_GIVEN TASK_
Scan the lines below for the word "Васильевичъ". Copy each line you find it in.

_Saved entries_
┄┄┄┄┄┄

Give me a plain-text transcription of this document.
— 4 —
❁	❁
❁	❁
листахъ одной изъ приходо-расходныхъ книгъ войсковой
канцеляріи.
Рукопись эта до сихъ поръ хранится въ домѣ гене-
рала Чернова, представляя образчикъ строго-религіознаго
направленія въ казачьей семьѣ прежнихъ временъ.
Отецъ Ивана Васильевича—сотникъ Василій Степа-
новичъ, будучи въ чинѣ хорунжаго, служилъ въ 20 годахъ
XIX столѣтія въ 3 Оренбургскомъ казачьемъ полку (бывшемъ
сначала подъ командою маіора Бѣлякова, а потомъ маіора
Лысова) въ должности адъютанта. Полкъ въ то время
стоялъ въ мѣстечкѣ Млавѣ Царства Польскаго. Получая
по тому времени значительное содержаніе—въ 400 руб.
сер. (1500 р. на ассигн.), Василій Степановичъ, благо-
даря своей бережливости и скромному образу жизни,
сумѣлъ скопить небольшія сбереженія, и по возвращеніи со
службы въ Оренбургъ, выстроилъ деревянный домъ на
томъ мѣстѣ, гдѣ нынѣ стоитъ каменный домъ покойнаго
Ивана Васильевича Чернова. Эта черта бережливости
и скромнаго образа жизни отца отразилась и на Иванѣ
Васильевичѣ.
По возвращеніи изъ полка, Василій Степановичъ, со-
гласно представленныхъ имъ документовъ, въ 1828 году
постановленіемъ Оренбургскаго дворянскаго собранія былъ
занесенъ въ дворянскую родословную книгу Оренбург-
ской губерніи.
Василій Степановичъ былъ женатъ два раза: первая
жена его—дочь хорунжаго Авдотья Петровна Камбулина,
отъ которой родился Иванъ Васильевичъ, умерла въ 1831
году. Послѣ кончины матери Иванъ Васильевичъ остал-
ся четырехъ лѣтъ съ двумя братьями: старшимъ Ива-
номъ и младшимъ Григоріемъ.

┄┄┄┄┄┄

_FINAL RESULT_
отъ которой родился Иванъ Васильевичъ, умерла въ 1831
году. Послѣ кончины матери Иванъ Васильевичъ остал-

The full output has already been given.